* Records for processing *
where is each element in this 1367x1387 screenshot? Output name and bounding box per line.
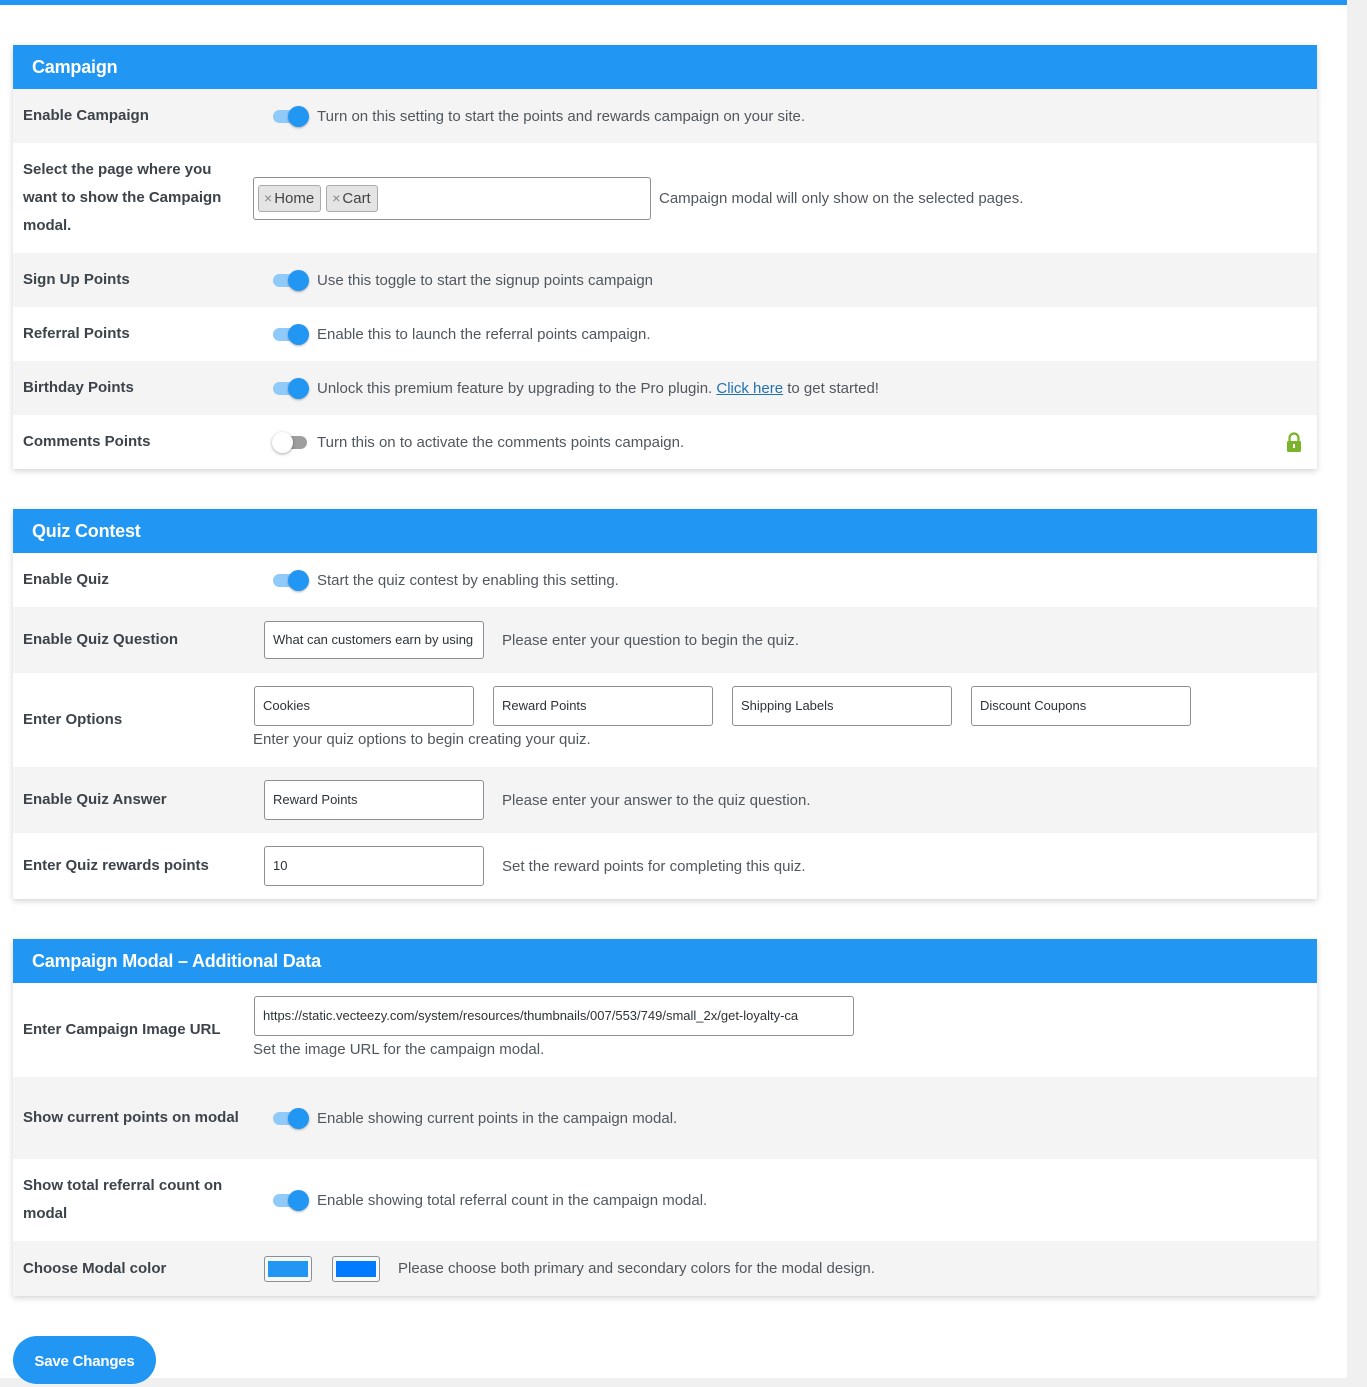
quiz-reward-row: Enter Quiz rewards points 10 Set the rew… bbox=[13, 833, 1317, 899]
enable-campaign-row: Enable Campaign Turn on this setting to … bbox=[13, 89, 1317, 143]
enable-quiz-desc: Start the quiz contest by enabling this … bbox=[317, 571, 619, 589]
campaign-card-title: Campaign bbox=[13, 45, 1317, 89]
referral-count-label: Show total referral count on modal bbox=[23, 1177, 223, 1222]
current-points-desc: Enable showing current points in the cam… bbox=[317, 1109, 678, 1127]
image-url-label: Enter Campaign Image URL bbox=[23, 1021, 221, 1038]
upgrade-link[interactable]: Click here bbox=[716, 380, 783, 397]
quiz-question-input[interactable]: What can customers earn by using bbox=[264, 621, 484, 659]
enable-quiz-row: Enable Quiz Start the quiz contest by en… bbox=[13, 553, 1317, 607]
quiz-answer-row: Enable Quiz Answer Reward Points Please … bbox=[13, 767, 1317, 833]
referral-count-row: Show total referral count on modal Enabl… bbox=[13, 1159, 1317, 1241]
campaign-modal-card: Campaign Modal – Additional Data Enter C… bbox=[13, 939, 1317, 1296]
current-points-row: Show current points on modal Enable show… bbox=[13, 1077, 1317, 1159]
select-page-label: Select the page where you want to show t… bbox=[23, 161, 222, 234]
birthday-points-row: Birthday Points Unlock this premium feat… bbox=[13, 361, 1317, 415]
quiz-reward-input[interactable]: 10 bbox=[264, 846, 484, 886]
signup-points-desc: Use this toggle to start the signup poin… bbox=[317, 271, 654, 289]
image-url-input[interactable]: https://static.vecteezy.com/system/resou… bbox=[254, 996, 854, 1036]
primary-color-swatch bbox=[268, 1260, 308, 1277]
enable-campaign-desc: Turn on this setting to start the points… bbox=[317, 107, 806, 125]
quiz-question-row: Enable Quiz Question What can customers … bbox=[13, 607, 1317, 673]
enable-quiz-label: Enable Quiz bbox=[23, 571, 109, 588]
enable-campaign-label: Enable Campaign bbox=[23, 107, 149, 124]
current-points-toggle[interactable] bbox=[273, 1108, 309, 1129]
quiz-option-input[interactable]: Cookies bbox=[254, 686, 474, 726]
signup-points-label: Sign Up Points bbox=[23, 271, 130, 288]
lock-icon bbox=[1287, 432, 1301, 452]
quiz-option-input[interactable]: Discount Coupons bbox=[971, 686, 1191, 726]
quiz-options-row: Enter Options Cookies Reward Points Ship… bbox=[13, 673, 1317, 767]
remove-chip-icon[interactable]: × bbox=[264, 190, 272, 206]
select-page-row: Select the page where you want to show t… bbox=[13, 143, 1317, 253]
referral-points-toggle[interactable] bbox=[273, 324, 309, 345]
quiz-option-input[interactable]: Shipping Labels bbox=[732, 686, 952, 726]
selected-page-chip: × Cart bbox=[326, 184, 378, 212]
modal-color-desc: Please choose both primary and secondary… bbox=[398, 1260, 875, 1277]
page-select-input[interactable]: × Home × Cart bbox=[253, 176, 651, 220]
quiz-options-desc: Enter your quiz options to begin creatin… bbox=[253, 731, 591, 748]
enable-campaign-toggle[interactable] bbox=[273, 106, 309, 127]
quiz-contest-card: Quiz Contest Enable Quiz Start the quiz … bbox=[13, 509, 1317, 899]
quiz-question-label: Enable Quiz Question bbox=[23, 631, 179, 648]
modal-color-label: Choose Modal color bbox=[23, 1259, 167, 1277]
signup-points-row: Sign Up Points Use this toggle to start … bbox=[13, 253, 1317, 307]
quiz-answer-label: Enable Quiz Answer bbox=[23, 791, 167, 808]
referral-count-toggle[interactable] bbox=[273, 1190, 309, 1211]
quiz-answer-desc: Please enter your answer to the quiz que… bbox=[502, 791, 811, 809]
enable-quiz-toggle[interactable] bbox=[273, 570, 309, 591]
signup-points-toggle[interactable] bbox=[273, 270, 309, 291]
quiz-option-input[interactable]: Reward Points bbox=[493, 686, 713, 726]
referral-points-desc: Enable this to launch the referral point… bbox=[317, 325, 651, 343]
quiz-reward-desc: Set the reward points for completing thi… bbox=[502, 857, 806, 875]
image-url-row: Enter Campaign Image URL https://static.… bbox=[13, 983, 1317, 1077]
campaign-card: Campaign Enable Campaign Turn on this se… bbox=[13, 45, 1317, 469]
quiz-card-title: Quiz Contest bbox=[13, 509, 1317, 553]
secondary-color-picker[interactable] bbox=[332, 1255, 380, 1282]
modal-color-row: Choose Modal color Please choose both pr… bbox=[13, 1241, 1317, 1296]
current-points-label: Show current points on modal bbox=[23, 1109, 239, 1126]
modal-card-title: Campaign Modal – Additional Data bbox=[13, 939, 1317, 983]
quiz-question-desc: Please enter your question to begin the … bbox=[502, 631, 799, 649]
referral-points-label: Referral Points bbox=[23, 325, 130, 342]
quiz-answer-input[interactable]: Reward Points bbox=[264, 780, 484, 820]
quiz-reward-label: Enter Quiz rewards points bbox=[23, 857, 209, 874]
quiz-options-label: Enter Options bbox=[23, 711, 123, 728]
referral-count-desc: Enable showing total referral count in t… bbox=[317, 1191, 708, 1209]
primary-color-picker[interactable] bbox=[264, 1255, 312, 1282]
comments-points-label: Comments Points bbox=[23, 433, 151, 450]
remove-chip-icon[interactable]: × bbox=[332, 190, 340, 206]
image-url-desc: Set the image URL for the campaign modal… bbox=[253, 1041, 545, 1058]
birthday-points-desc: Unlock this premium feature by upgrading… bbox=[317, 379, 879, 397]
comments-points-toggle[interactable] bbox=[272, 432, 309, 453]
secondary-color-swatch bbox=[336, 1260, 376, 1277]
scrollbar-track[interactable] bbox=[1347, 0, 1367, 1378]
birthday-points-toggle[interactable] bbox=[273, 378, 309, 399]
comments-points-desc: Turn this on to activate the comments po… bbox=[317, 433, 685, 451]
select-page-desc: Campaign modal will only show on the sel… bbox=[659, 189, 1024, 207]
birthday-points-label: Birthday Points bbox=[23, 379, 134, 396]
comments-points-row: Comments Points Turn this on to activate… bbox=[13, 415, 1317, 469]
selected-page-chip: × Home bbox=[258, 184, 322, 212]
referral-points-row: Referral Points Enable this to launch th… bbox=[13, 307, 1317, 361]
save-changes-button[interactable]: Save Changes bbox=[13, 1336, 156, 1384]
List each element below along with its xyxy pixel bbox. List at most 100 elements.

* Problem *
Copy out every line of the data above verbatim, leaving out the picture placeholders.

* Reply *
where is each element in this 1367x1387 screenshot? Output name and bounding box per line.
quiz-reward-row: Enter Quiz rewards points 10 Set the rew… bbox=[13, 833, 1317, 899]
enable-campaign-row: Enable Campaign Turn on this setting to … bbox=[13, 89, 1317, 143]
enable-quiz-desc: Start the quiz contest by enabling this … bbox=[317, 571, 619, 589]
campaign-card-title: Campaign bbox=[13, 45, 1317, 89]
referral-count-label: Show total referral count on modal bbox=[23, 1177, 223, 1222]
current-points-desc: Enable showing current points in the cam… bbox=[317, 1109, 678, 1127]
image-url-label: Enter Campaign Image URL bbox=[23, 1021, 221, 1038]
upgrade-link[interactable]: Click here bbox=[716, 380, 783, 397]
quiz-question-input[interactable]: What can customers earn by using bbox=[264, 621, 484, 659]
enable-quiz-row: Enable Quiz Start the quiz contest by en… bbox=[13, 553, 1317, 607]
quiz-answer-row: Enable Quiz Answer Reward Points Please … bbox=[13, 767, 1317, 833]
referral-count-row: Show total referral count on modal Enabl… bbox=[13, 1159, 1317, 1241]
campaign-modal-card: Campaign Modal – Additional Data Enter C… bbox=[13, 939, 1317, 1296]
current-points-row: Show current points on modal Enable show… bbox=[13, 1077, 1317, 1159]
select-page-label: Select the page where you want to show t… bbox=[23, 161, 222, 234]
birthday-points-row: Birthday Points Unlock this premium feat… bbox=[13, 361, 1317, 415]
quiz-reward-input[interactable]: 10 bbox=[264, 846, 484, 886]
signup-points-desc: Use this toggle to start the signup poin… bbox=[317, 271, 654, 289]
image-url-input[interactable]: https://static.vecteezy.com/system/resou… bbox=[254, 996, 854, 1036]
primary-color-swatch bbox=[268, 1260, 308, 1277]
enable-campaign-desc: Turn on this setting to start the points… bbox=[317, 107, 806, 125]
quiz-question-row: Enable Quiz Question What can customers … bbox=[13, 607, 1317, 673]
enable-quiz-label: Enable Quiz bbox=[23, 571, 109, 588]
enable-campaign-label: Enable Campaign bbox=[23, 107, 149, 124]
current-points-toggle[interactable] bbox=[273, 1108, 309, 1129]
quiz-option-input[interactable]: Cookies bbox=[254, 686, 474, 726]
signup-points-label: Sign Up Points bbox=[23, 271, 130, 288]
lock-icon bbox=[1287, 432, 1301, 452]
quiz-option-input[interactable]: Discount Coupons bbox=[971, 686, 1191, 726]
quiz-options-row: Enter Options Cookies Reward Points Ship… bbox=[13, 673, 1317, 767]
remove-chip-icon[interactable]: × bbox=[264, 190, 272, 206]
select-page-row: Select the page where you want to show t… bbox=[13, 143, 1317, 253]
referral-points-toggle[interactable] bbox=[273, 324, 309, 345]
quiz-option-input[interactable]: Shipping Labels bbox=[732, 686, 952, 726]
selected-page-chip: × Cart bbox=[326, 184, 378, 212]
modal-color-desc: Please choose both primary and secondary… bbox=[398, 1260, 875, 1277]
page-select-input[interactable]: × Home × Cart bbox=[253, 176, 651, 220]
quiz-options-desc: Enter your quiz options to begin creatin… bbox=[253, 731, 591, 748]
enable-campaign-toggle[interactable] bbox=[273, 106, 309, 127]
quiz-contest-card: Quiz Contest Enable Quiz Start the quiz … bbox=[13, 509, 1317, 899]
quiz-question-label: Enable Quiz Question bbox=[23, 631, 179, 648]
modal-color-label: Choose Modal color bbox=[23, 1259, 167, 1277]
signup-points-row: Sign Up Points Use this toggle to start … bbox=[13, 253, 1317, 307]
quiz-answer-label: Enable Quiz Answer bbox=[23, 791, 167, 808]
referral-count-toggle[interactable] bbox=[273, 1190, 309, 1211]
quiz-answer-desc: Please enter your answer to the quiz que… bbox=[502, 791, 811, 809]
enable-quiz-toggle[interactable] bbox=[273, 570, 309, 591]
signup-points-toggle[interactable] bbox=[273, 270, 309, 291]
quiz-option-input[interactable]: Reward Points bbox=[493, 686, 713, 726]
referral-points-desc: Enable this to launch the referral point… bbox=[317, 325, 651, 343]
quiz-reward-desc: Set the reward points for completing thi… bbox=[502, 857, 806, 875]
image-url-row: Enter Campaign Image URL https://static.… bbox=[13, 983, 1317, 1077]
campaign-card: Campaign Enable Campaign Turn on this se… bbox=[13, 45, 1317, 469]
quiz-card-title: Quiz Contest bbox=[13, 509, 1317, 553]
secondary-color-picker[interactable] bbox=[332, 1255, 380, 1282]
modal-color-row: Choose Modal color Please choose both pr… bbox=[13, 1241, 1317, 1296]
current-points-label: Show current points on modal bbox=[23, 1109, 239, 1126]
modal-card-title: Campaign Modal – Additional Data bbox=[13, 939, 1317, 983]
quiz-question-desc: Please enter your question to begin the … bbox=[502, 631, 799, 649]
referral-points-label: Referral Points bbox=[23, 325, 130, 342]
quiz-answer-input[interactable]: Reward Points bbox=[264, 780, 484, 820]
quiz-reward-label: Enter Quiz rewards points bbox=[23, 857, 209, 874]
quiz-options-label: Enter Options bbox=[23, 711, 123, 728]
referral-count-desc: Enable showing total referral count in t… bbox=[317, 1191, 708, 1209]
primary-color-picker[interactable] bbox=[264, 1255, 312, 1282]
comments-points-label: Comments Points bbox=[23, 433, 151, 450]
remove-chip-icon[interactable]: × bbox=[332, 190, 340, 206]
image-url-desc: Set the image URL for the campaign modal… bbox=[253, 1041, 545, 1058]
birthday-points-desc: Unlock this premium feature by upgrading… bbox=[317, 379, 879, 397]
comments-points-toggle[interactable] bbox=[272, 432, 309, 453]
secondary-color-swatch bbox=[336, 1260, 376, 1277]
scrollbar-track[interactable] bbox=[1347, 0, 1367, 1378]
birthday-points-toggle[interactable] bbox=[273, 378, 309, 399]
comments-points-desc: Turn this on to activate the comments po… bbox=[317, 433, 685, 451]
select-page-desc: Campaign modal will only show on the sel… bbox=[659, 189, 1024, 207]
birthday-points-label: Birthday Points bbox=[23, 379, 134, 396]
comments-points-row: Comments Points Turn this on to activate… bbox=[13, 415, 1317, 469]
selected-page-chip: × Home bbox=[258, 184, 322, 212]
referral-points-row: Referral Points Enable this to launch th… bbox=[13, 307, 1317, 361]
save-changes-button[interactable]: Save Changes bbox=[13, 1336, 156, 1384]
List each element below along with its xyxy pixel bbox. List at most 100 elements.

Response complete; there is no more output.